Task objective —
Go through the entries and say how many lines contain the string "помещений". The number is the whole answer.

Items —
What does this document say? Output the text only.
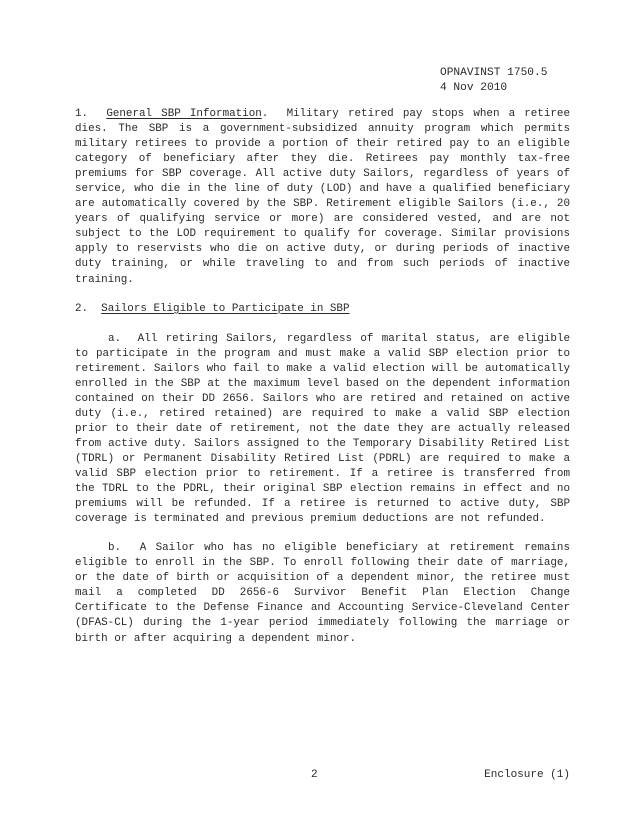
OPNAVINST 1750.5
4 Nov 2010

1. General SBP Information.  Military retired pay stops when a retiree dies. The SBP is a government-subsidized annuity program which permits military retirees to provide a portion of their retired pay to an eligible category of beneficiary after they die. Retirees pay monthly tax-free premiums for SBP coverage. All active duty Sailors, regardless of years of service, who die in the line of duty (LOD) and have a qualified beneficiary are automatically covered by the SBP. Retirement eligible Sailors (i.e., 20 years of qualifying service or more) are considered vested, and are not subject to the LOD requirement to qualify for coverage. Similar provisions apply to reservists who die on active duty, or during periods of inactive duty training, or while traveling to and from such periods of inactive training.

2. Sailors Eligible to Participate in SBP

a. All retiring Sailors, regardless of marital status, are eligible to participate in the program and must make a valid SBP election prior to retirement. Sailors who fail to make a valid election will be automatically enrolled in the SBP at the maximum level based on the dependent information contained on their DD 2656. Sailors who are retired and retained on active duty (i.e., retired retained) are required to make a valid SBP election prior to their date of retirement, not the date they are actually released from active duty. Sailors assigned to the Temporary Disability Retired List (TDRL) or Permanent Disability Retired List (PDRL) are required to make a valid SBP election prior to retirement. If a retiree is transferred from the TDRL to the PDRL, their original SBP election remains in effect and no premiums will be refunded. If a retiree is returned to active duty, SBP coverage is terminated and previous premium deductions are not refunded.

b. A Sailor who has no eligible beneficiary at retirement remains eligible to enroll in the SBP. To enroll following their date of marriage, or the date of birth or acquisition of a dependent minor, the retiree must mail a completed DD 2656-6 Survivor Benefit Plan Election Change Certificate to the Defense Finance and Accounting Service-Cleveland Center (DFAS-CL) during the 1-year period immediately following the marriage or birth or after acquiring a dependent minor.

2	Enclosure (1)
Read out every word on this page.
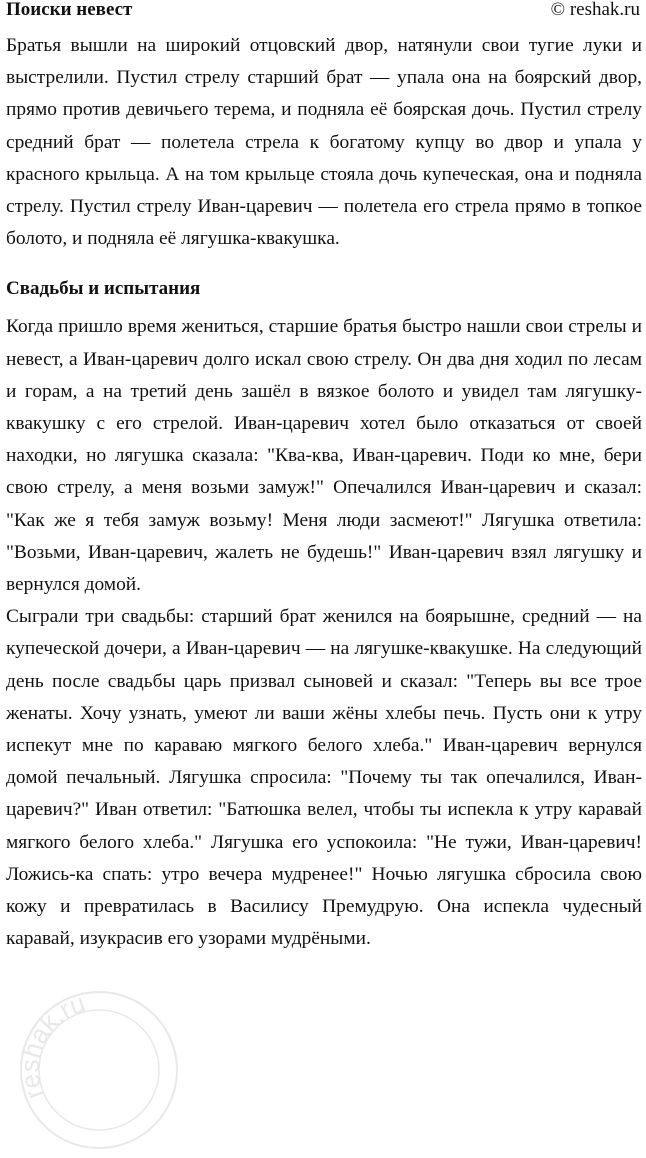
Поиски невест	© reshak.ru

Братья вышли на широкий отцовский двор, натянули свои тугие луки и выстрелили. Пустил стрелу старший брат — упала она на боярский двор, прямо против девичьего терема, и подняла её боярская дочь. Пустил стрелу средний брат — полетела стрела к богатому купцу во двор и упала у красного крыльца. А на том крыльце стояла дочь купеческая, она и подняла стрелу. Пустил стрелу Иван-царевич — полетела его стрела прямо в топкое болото, и подняла её лягушка-квакушка.

Свадьбы и испытания

Когда пришло время жениться, старшие братья быстро нашли свои стрелы и невест, а Иван-царевич долго искал свою стрелу. Он два дня ходил по лесам и горам, а на третий день зашёл в вязкое болото и увидел там лягушку-квакушку с его стрелой. Иван-царевич хотел было отказаться от своей находки, но лягушка сказала: "Ква-ква, Иван-царевич. Поди ко мне, бери свою стрелу, а меня возьми замуж!" Опечалился Иван-царевич и сказал: "Как же я тебя замуж возьму! Меня люди засмеют!" Лягушка ответила: "Возьми, Иван-царевич, жалеть не будешь!" Иван-царевич взял лягушку и вернулся домой.

Сыграли три свадьбы: старший брат женился на боярышне, средний — на купеческой дочери, а Иван-царевич — на лягушке-квакушке. На следующий день после свадьбы царь призвал сыновей и сказал: "Теперь вы все трое женаты. Хочу узнать, умеют ли ваши жёны хлебы печь. Пусть они к утру испекут мне по караваю мягкого белого хлеба." Иван-царевич вернулся домой печальный. Лягушка спросила: "Почему ты так опечалился, Иван-царевич?" Иван ответил: "Батюшка велел, чтобы ты испекла к утру каравай мягкого белого хлеба." Лягушка его успокоила: "Не тужи, Иван-царевич! Ложись-ка спать: утро вечера мудренее!" Ночью лягушка сбросила свою кожу и превратилась в Василису Премудрую. Она испекла чудесный каравай, изукрасив его узорами мудрёными.

reshak.ru
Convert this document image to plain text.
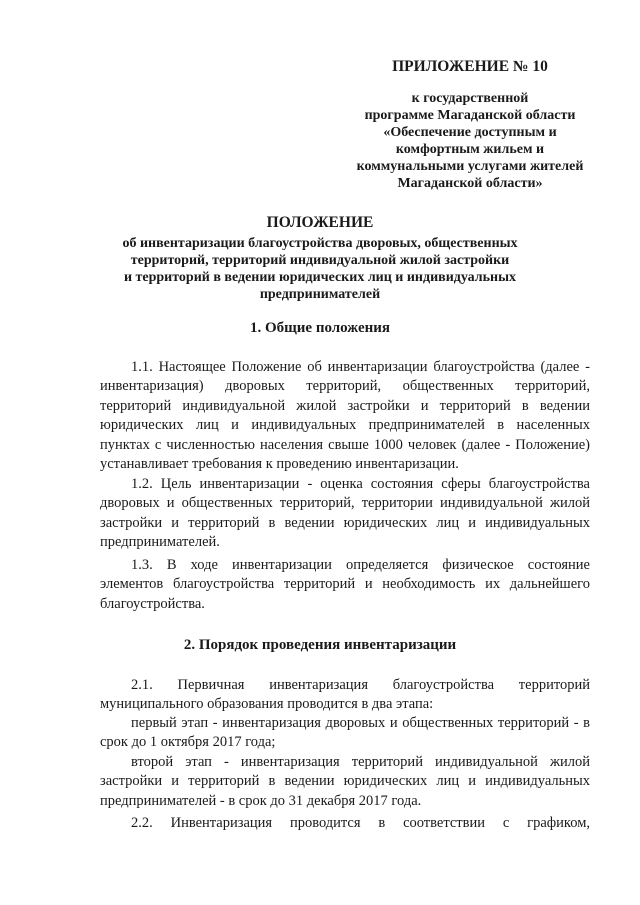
ПРИЛОЖЕНИЕ № 10
к государственной
программе Магаданской области
«Обеспечение доступным и
комфортным жильем и
коммунальными услугами жителей
Магаданской области»
ПОЛОЖЕНИЕ
об инвентаризации благоустройства дворовых, общественных
территорий, территорий индивидуальной жилой застройки
и территорий в ведении юридических лиц и индивидуальных
предпринимателей
1. Общие положения

1.1. Настоящее Положение об инвентаризации благоустройства (далее - инвентаризация) дворовых территорий, общественных территорий, территорий индивидуальной жилой застройки и территорий в ведении юридических лиц и индивидуальных предпринимателей в населенных пунктах с численностью населения свыше 1000 человек (далее - Положение) устанавливает требования к проведению инвентаризации.

1.2. Цель инвентаризации - оценка состояния сферы благоустройства дворовых и общественных территорий, территории индивидуальной жилой застройки и территорий в ведении юридических лиц и индивидуальных предпринимателей.

1.3. В ходе инвентаризации определяется физическое состояние элементов благоустройства территорий и необходимость их дальнейшего благоустройства.

2. Порядок проведения инвентаризации

2.1. Первичная инвентаризация благоустройства территорий муниципального образования проводится в два этапа:

первый этап - инвентаризация дворовых и общественных территорий - в срок до 1 октября 2017 года;

второй этап - инвентаризация территорий индивидуальной жилой застройки и территорий в ведении юридических лиц и индивидуальных предпринимателей - в срок до 31 декабря 2017 года.

2.2. Инвентаризация проводится в соответствии с графиком,
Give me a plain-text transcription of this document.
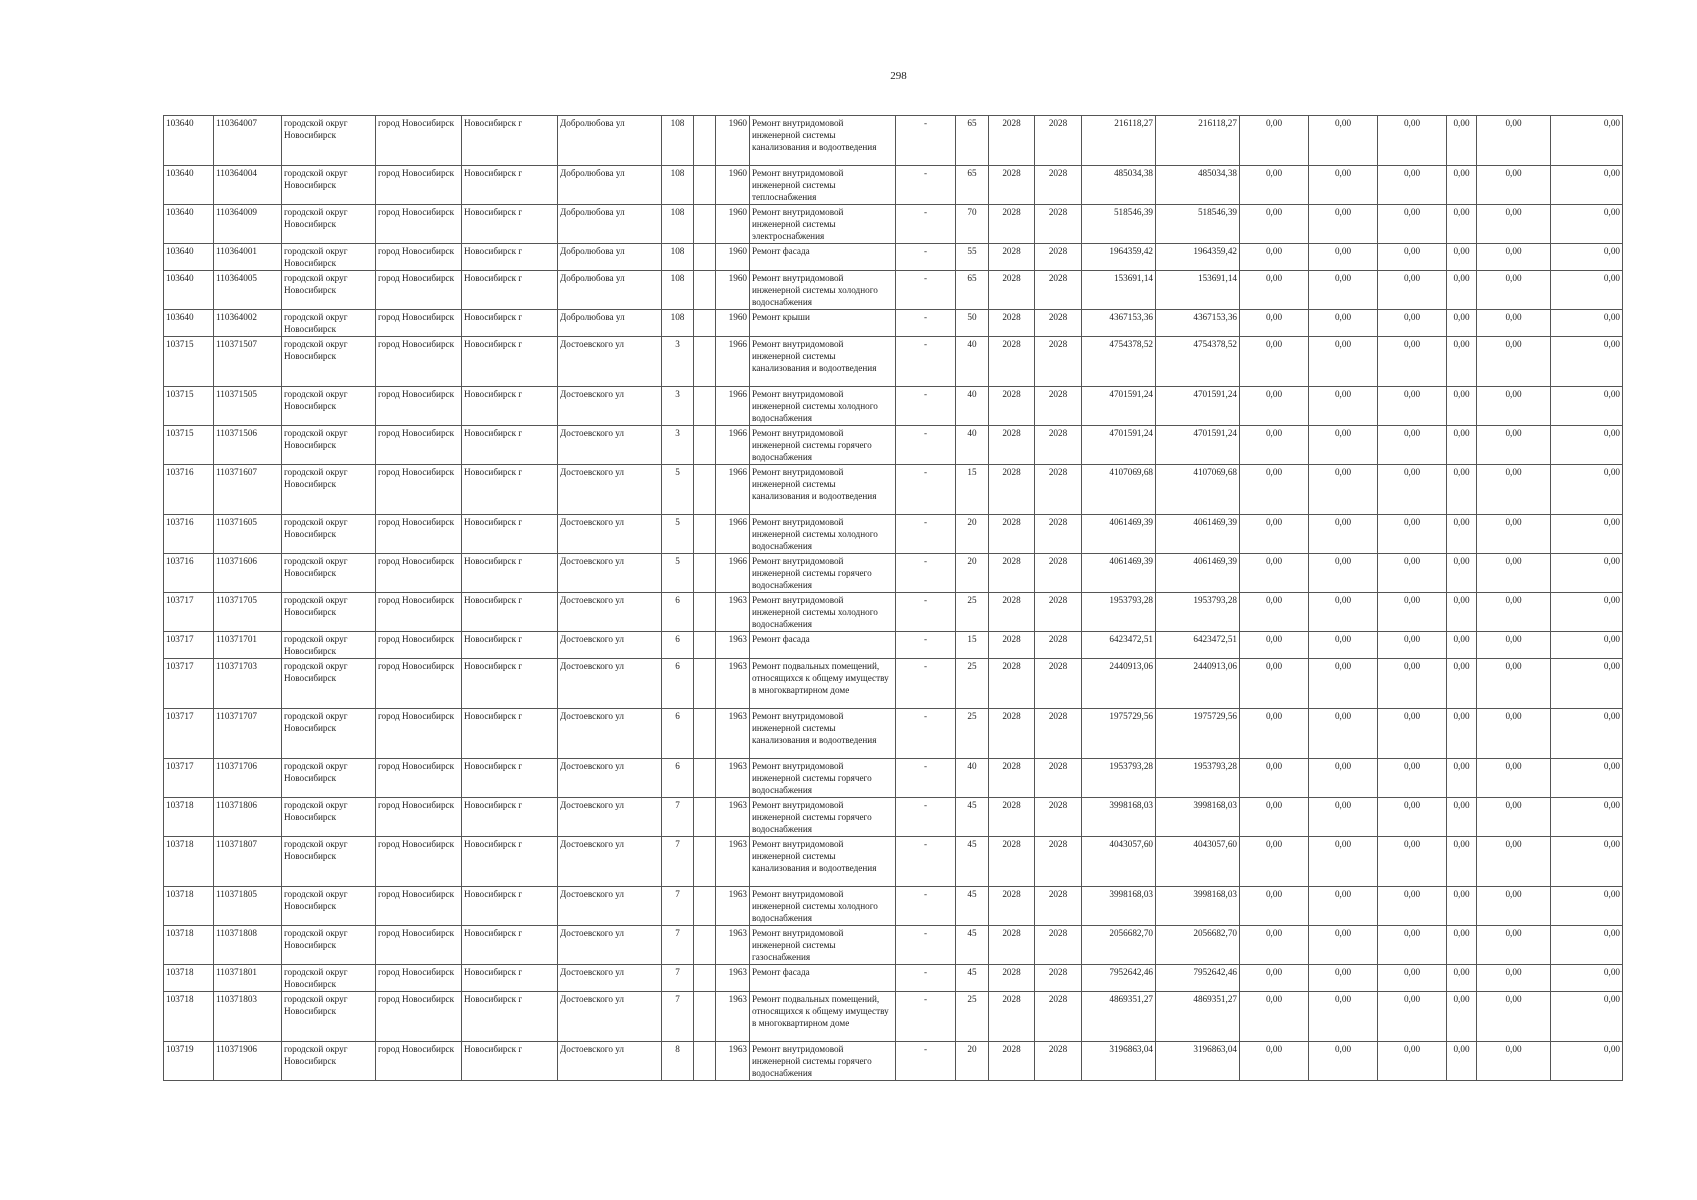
298
103640	110364007	городской округ Новосибирск	город Новосибирск	Новосибирск г	Добролюбова ул	108		1960	Ремонт внутридомовой инженерной системы канализования и водоотведения	-	65	2028	2028	216118,27	216118,27	0,00	0,00	0,00	0,00	0,00	0,00
103640	110364004	городской округ Новосибирск	город Новосибирск	Новосибирск г	Добролюбова ул	108		1960	Ремонт внутридомовой инженерной системы теплоснабжения	-	65	2028	2028	485034,38	485034,38	0,00	0,00	0,00	0,00	0,00	0,00
103640	110364009	городской округ Новосибирск	город Новосибирск	Новосибирск г	Добролюбова ул	108		1960	Ремонт внутридомовой инженерной системы электроснабжения	-	70	2028	2028	518546,39	518546,39	0,00	0,00	0,00	0,00	0,00	0,00
103640	110364001	городской округ Новосибирск	город Новосибирск	Новосибирск г	Добролюбова ул	108		1960	Ремонт фасада	-	55	2028	2028	1964359,42	1964359,42	0,00	0,00	0,00	0,00	0,00	0,00
103640	110364005	городской округ Новосибирск	город Новосибирск	Новосибирск г	Добролюбова ул	108		1960	Ремонт внутридомовой инженерной системы холодного водоснабжения	-	65	2028	2028	153691,14	153691,14	0,00	0,00	0,00	0,00	0,00	0,00
103640	110364002	городской округ Новосибирск	город Новосибирск	Новосибирск г	Добролюбова ул	108		1960	Ремонт крыши	-	50	2028	2028	4367153,36	4367153,36	0,00	0,00	0,00	0,00	0,00	0,00
103715	110371507	городской округ Новосибирск	город Новосибирск	Новосибирск г	Достоевского ул	3		1966	Ремонт внутридомовой инженерной системы канализования и водоотведения	-	40	2028	2028	4754378,52	4754378,52	0,00	0,00	0,00	0,00	0,00	0,00
103715	110371505	городской округ Новосибирск	город Новосибирск	Новосибирск г	Достоевского ул	3		1966	Ремонт внутридомовой инженерной системы холодного водоснабжения	-	40	2028	2028	4701591,24	4701591,24	0,00	0,00	0,00	0,00	0,00	0,00
103715	110371506	городской округ Новосибирск	город Новосибирск	Новосибирск г	Достоевского ул	3		1966	Ремонт внутридомовой инженерной системы горячего водоснабжения	-	40	2028	2028	4701591,24	4701591,24	0,00	0,00	0,00	0,00	0,00	0,00
103716	110371607	городской округ Новосибирск	город Новосибирск	Новосибирск г	Достоевского ул	5		1966	Ремонт внутридомовой инженерной системы канализования и водоотведения	-	15	2028	2028	4107069,68	4107069,68	0,00	0,00	0,00	0,00	0,00	0,00
103716	110371605	городской округ Новосибирск	город Новосибирск	Новосибирск г	Достоевского ул	5		1966	Ремонт внутридомовой инженерной системы холодного водоснабжения	-	20	2028	2028	4061469,39	4061469,39	0,00	0,00	0,00	0,00	0,00	0,00
103716	110371606	городской округ Новосибирск	город Новосибирск	Новосибирск г	Достоевского ул	5		1966	Ремонт внутридомовой инженерной системы горячего водоснабжения	-	20	2028	2028	4061469,39	4061469,39	0,00	0,00	0,00	0,00	0,00	0,00
103717	110371705	городской округ Новосибирск	город Новосибирск	Новосибирск г	Достоевского ул	6		1963	Ремонт внутридомовой инженерной системы холодного водоснабжения	-	25	2028	2028	1953793,28	1953793,28	0,00	0,00	0,00	0,00	0,00	0,00
103717	110371701	городской округ Новосибирск	город Новосибирск	Новосибирск г	Достоевского ул	6		1963	Ремонт фасада	-	15	2028	2028	6423472,51	6423472,51	0,00	0,00	0,00	0,00	0,00	0,00
103717	110371703	городской округ Новосибирск	город Новосибирск	Новосибирск г	Достоевского ул	6		1963	Ремонт подвальных помещений, относящихся к общему имуществу в многоквартирном доме	-	25	2028	2028	2440913,06	2440913,06	0,00	0,00	0,00	0,00	0,00	0,00
103717	110371707	городской округ Новосибирск	город Новосибирск	Новосибирск г	Достоевского ул	6		1963	Ремонт внутридомовой инженерной системы канализования и водоотведения	-	25	2028	2028	1975729,56	1975729,56	0,00	0,00	0,00	0,00	0,00	0,00
103717	110371706	городской округ Новосибирск	город Новосибирск	Новосибирск г	Достоевского ул	6		1963	Ремонт внутридомовой инженерной системы горячего водоснабжения	-	40	2028	2028	1953793,28	1953793,28	0,00	0,00	0,00	0,00	0,00	0,00
103718	110371806	городской округ Новосибирск	город Новосибирск	Новосибирск г	Достоевского ул	7		1963	Ремонт внутридомовой инженерной системы горячего водоснабжения	-	45	2028	2028	3998168,03	3998168,03	0,00	0,00	0,00	0,00	0,00	0,00
103718	110371807	городской округ Новосибирск	город Новосибирск	Новосибирск г	Достоевского ул	7		1963	Ремонт внутридомовой инженерной системы канализования и водоотведения	-	45	2028	2028	4043057,60	4043057,60	0,00	0,00	0,00	0,00	0,00	0,00
103718	110371805	городской округ Новосибирск	город Новосибирск	Новосибирск г	Достоевского ул	7		1963	Ремонт внутридомовой инженерной системы холодного водоснабжения	-	45	2028	2028	3998168,03	3998168,03	0,00	0,00	0,00	0,00	0,00	0,00
103718	110371808	городской округ Новосибирск	город Новосибирск	Новосибирск г	Достоевского ул	7		1963	Ремонт внутридомовой инженерной системы газоснабжения	-	45	2028	2028	2056682,70	2056682,70	0,00	0,00	0,00	0,00	0,00	0,00
103718	110371801	городской округ Новосибирск	город Новосибирск	Новосибирск г	Достоевского ул	7		1963	Ремонт фасада	-	45	2028	2028	7952642,46	7952642,46	0,00	0,00	0,00	0,00	0,00	0,00
103718	110371803	городской округ Новосибирск	город Новосибирск	Новосибирск г	Достоевского ул	7		1963	Ремонт подвальных помещений, относящихся к общему имуществу в многоквартирном доме	-	25	2028	2028	4869351,27	4869351,27	0,00	0,00	0,00	0,00	0,00	0,00
103719	110371906	городской округ Новосибирск	город Новосибирск	Новосибирск г	Достоевского ул	8		1963	Ремонт внутридомовой инженерной системы горячего водоснабжения	-	20	2028	2028	3196863,04	3196863,04	0,00	0,00	0,00	0,00	0,00	0,00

Solution for this exercise —
2